_WHAT THE TASK REQUIRES_.
Check every line of the data below for the string "categoria", and copy the ones that hold it.

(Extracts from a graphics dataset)
○ ○ ○ ○

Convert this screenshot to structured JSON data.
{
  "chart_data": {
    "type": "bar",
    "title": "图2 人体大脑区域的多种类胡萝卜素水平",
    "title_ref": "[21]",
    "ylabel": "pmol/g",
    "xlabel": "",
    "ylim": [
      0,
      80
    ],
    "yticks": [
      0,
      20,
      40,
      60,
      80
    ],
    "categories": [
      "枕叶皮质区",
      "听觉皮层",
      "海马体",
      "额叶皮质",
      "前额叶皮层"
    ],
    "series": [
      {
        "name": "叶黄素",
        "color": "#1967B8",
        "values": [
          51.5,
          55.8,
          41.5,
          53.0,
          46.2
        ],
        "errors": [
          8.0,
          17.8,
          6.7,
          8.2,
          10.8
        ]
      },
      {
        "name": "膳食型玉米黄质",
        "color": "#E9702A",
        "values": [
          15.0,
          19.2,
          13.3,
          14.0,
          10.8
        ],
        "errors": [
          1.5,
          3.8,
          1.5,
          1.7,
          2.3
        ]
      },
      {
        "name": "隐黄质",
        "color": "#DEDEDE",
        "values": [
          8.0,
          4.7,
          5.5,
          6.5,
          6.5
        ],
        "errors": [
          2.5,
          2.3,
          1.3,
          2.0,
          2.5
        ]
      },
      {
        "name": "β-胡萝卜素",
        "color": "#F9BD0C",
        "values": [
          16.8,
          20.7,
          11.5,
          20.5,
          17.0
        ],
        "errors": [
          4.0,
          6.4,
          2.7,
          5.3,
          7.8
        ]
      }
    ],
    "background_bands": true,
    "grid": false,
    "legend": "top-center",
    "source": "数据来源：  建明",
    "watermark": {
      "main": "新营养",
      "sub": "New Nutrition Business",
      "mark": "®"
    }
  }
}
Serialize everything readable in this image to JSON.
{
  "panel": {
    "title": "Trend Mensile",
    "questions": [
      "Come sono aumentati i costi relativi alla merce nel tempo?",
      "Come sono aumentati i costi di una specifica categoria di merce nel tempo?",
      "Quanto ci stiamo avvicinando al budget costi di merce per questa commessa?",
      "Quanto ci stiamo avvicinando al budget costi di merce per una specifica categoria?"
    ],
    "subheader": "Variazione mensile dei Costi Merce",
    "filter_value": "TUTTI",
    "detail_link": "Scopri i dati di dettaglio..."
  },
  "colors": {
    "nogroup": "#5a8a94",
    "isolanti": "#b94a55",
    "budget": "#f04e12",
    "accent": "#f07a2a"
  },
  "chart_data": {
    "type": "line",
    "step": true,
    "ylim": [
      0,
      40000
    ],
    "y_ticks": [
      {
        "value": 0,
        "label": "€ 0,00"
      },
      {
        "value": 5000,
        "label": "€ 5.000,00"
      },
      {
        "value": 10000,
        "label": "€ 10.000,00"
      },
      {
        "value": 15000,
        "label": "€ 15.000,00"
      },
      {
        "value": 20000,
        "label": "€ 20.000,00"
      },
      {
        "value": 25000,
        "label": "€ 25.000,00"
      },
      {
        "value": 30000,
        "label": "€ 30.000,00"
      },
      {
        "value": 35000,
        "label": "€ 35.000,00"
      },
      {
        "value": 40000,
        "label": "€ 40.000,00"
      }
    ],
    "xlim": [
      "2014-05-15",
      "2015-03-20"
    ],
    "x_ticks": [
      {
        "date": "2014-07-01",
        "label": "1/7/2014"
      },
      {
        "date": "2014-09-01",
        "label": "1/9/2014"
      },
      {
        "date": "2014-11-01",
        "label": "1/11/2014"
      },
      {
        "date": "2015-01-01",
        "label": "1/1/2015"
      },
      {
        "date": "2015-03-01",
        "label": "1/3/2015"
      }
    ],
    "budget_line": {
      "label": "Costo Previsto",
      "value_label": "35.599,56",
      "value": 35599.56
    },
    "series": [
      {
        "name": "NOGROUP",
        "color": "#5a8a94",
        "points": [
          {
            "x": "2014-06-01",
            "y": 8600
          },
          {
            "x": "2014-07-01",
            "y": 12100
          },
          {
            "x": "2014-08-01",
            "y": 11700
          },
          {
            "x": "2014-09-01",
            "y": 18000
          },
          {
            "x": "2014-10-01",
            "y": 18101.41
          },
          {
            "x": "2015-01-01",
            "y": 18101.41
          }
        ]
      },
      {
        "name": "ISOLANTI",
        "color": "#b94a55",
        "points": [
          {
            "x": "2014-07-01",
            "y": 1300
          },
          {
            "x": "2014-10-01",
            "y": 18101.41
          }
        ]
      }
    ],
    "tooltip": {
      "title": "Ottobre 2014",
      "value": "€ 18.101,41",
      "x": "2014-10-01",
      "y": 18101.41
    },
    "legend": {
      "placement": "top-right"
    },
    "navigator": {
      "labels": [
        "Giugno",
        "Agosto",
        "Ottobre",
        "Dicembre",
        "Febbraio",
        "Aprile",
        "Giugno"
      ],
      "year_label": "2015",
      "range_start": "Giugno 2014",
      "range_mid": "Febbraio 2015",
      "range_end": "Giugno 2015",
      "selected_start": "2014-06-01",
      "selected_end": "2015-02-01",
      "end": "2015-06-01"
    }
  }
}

○ ○ ○ ○

_THE COMPLETED TASK_.
      "Come sono aumentati i costi di una specifica categoria di merce nel tempo?",
      "Quanto ci stiamo avvicinando al budget costi di merce per una specifica categoria?"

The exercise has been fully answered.